[A block of data]
☆ ☆ ☆ ☆ ☆ ☆ ☆

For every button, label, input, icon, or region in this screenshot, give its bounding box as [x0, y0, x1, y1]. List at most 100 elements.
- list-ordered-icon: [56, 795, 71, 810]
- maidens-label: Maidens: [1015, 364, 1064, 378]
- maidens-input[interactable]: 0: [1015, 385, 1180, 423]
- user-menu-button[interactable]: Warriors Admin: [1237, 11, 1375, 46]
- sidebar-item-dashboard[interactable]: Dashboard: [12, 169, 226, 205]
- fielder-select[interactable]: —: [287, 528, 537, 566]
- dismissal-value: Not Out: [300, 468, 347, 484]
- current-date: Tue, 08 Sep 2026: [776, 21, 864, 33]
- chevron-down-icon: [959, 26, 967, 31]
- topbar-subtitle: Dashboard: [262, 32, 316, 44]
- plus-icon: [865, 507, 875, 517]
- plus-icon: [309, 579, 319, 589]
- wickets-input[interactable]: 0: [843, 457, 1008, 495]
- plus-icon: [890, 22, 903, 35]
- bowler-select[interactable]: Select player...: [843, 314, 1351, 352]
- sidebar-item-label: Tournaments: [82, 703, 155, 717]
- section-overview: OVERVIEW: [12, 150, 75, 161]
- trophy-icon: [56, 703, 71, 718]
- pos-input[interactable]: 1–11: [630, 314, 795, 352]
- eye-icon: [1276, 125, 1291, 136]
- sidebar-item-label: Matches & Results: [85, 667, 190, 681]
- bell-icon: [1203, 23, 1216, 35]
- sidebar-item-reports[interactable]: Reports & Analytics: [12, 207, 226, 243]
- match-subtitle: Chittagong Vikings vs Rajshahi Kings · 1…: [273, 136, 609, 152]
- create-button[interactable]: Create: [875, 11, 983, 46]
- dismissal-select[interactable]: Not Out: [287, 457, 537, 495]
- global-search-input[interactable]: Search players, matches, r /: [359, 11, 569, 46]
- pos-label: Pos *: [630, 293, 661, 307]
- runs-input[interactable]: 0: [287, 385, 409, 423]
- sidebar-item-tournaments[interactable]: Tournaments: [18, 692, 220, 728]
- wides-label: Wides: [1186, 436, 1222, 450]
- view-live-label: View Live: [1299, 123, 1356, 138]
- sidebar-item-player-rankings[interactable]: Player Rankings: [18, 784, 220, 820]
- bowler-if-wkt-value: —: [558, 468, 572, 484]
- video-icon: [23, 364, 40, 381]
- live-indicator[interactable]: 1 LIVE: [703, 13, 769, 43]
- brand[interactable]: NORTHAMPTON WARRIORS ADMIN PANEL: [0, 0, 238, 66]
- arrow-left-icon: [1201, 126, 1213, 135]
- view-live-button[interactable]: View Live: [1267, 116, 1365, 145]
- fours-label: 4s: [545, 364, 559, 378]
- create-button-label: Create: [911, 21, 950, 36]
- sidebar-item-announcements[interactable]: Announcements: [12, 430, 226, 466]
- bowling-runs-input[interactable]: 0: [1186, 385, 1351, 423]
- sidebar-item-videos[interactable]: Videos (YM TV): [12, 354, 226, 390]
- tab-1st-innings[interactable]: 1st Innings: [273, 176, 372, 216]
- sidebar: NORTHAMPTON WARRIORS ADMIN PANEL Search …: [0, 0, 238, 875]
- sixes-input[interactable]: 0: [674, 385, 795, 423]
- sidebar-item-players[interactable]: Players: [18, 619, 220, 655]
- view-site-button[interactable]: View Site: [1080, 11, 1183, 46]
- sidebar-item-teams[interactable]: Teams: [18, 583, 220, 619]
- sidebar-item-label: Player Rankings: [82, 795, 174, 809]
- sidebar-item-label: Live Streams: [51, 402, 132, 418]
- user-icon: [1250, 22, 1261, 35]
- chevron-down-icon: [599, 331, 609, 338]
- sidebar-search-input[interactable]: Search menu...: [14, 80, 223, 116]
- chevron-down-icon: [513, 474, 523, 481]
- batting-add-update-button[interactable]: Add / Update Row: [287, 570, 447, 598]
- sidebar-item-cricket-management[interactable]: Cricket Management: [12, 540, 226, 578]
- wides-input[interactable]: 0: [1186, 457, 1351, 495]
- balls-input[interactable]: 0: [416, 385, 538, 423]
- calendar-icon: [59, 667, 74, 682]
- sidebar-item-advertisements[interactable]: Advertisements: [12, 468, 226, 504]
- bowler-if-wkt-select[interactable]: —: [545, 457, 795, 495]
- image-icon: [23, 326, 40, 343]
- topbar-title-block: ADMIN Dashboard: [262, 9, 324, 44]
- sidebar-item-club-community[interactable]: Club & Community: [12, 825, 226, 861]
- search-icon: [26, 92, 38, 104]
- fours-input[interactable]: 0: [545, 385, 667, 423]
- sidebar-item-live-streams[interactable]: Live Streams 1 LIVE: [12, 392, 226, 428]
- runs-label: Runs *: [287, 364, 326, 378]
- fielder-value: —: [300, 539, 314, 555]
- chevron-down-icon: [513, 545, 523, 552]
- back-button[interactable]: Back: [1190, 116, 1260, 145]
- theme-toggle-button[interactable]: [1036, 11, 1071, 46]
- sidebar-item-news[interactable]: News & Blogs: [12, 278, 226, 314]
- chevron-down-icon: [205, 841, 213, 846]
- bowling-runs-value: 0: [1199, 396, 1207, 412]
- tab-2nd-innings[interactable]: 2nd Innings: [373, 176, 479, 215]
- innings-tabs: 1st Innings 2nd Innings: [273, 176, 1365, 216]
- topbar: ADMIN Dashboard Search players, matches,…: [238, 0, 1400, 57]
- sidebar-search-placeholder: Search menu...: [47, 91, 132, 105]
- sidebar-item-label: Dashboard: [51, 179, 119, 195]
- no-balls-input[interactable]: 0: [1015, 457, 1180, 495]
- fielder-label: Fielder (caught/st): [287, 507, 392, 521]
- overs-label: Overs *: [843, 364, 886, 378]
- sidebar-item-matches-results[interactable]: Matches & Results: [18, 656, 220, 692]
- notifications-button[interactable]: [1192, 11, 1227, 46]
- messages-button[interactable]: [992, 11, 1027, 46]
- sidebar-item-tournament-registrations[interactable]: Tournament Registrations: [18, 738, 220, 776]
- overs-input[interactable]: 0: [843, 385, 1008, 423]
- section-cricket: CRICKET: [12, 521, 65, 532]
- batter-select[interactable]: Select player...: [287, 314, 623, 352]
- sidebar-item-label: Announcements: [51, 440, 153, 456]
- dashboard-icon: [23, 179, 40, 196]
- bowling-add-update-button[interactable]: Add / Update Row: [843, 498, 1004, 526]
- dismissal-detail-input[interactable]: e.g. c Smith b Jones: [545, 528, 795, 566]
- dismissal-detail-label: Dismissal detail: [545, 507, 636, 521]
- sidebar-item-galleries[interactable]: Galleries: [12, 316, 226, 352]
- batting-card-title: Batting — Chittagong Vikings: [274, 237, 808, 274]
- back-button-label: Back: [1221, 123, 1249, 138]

☆ ☆ ☆ ☆ ☆ ☆ ☆

- **PROMPT**: Can you copy the entries above word for word, starting with the first line of the block and going on through the line that contains "169, 226, 205]"?

- **WRITTEN ANSWER**:
For every button, label, input, icon, or region in this screenshot, give its bounding box as [x0, y0, x1, y1]. List at most 100 elements.
- list-ordered-icon: [56, 795, 71, 810]
- maidens-label: Maidens: [1015, 364, 1064, 378]
- maidens-input[interactable]: 0: [1015, 385, 1180, 423]
- user-menu-button[interactable]: Warriors Admin: [1237, 11, 1375, 46]
- sidebar-item-dashboard[interactable]: Dashboard: [12, 169, 226, 205]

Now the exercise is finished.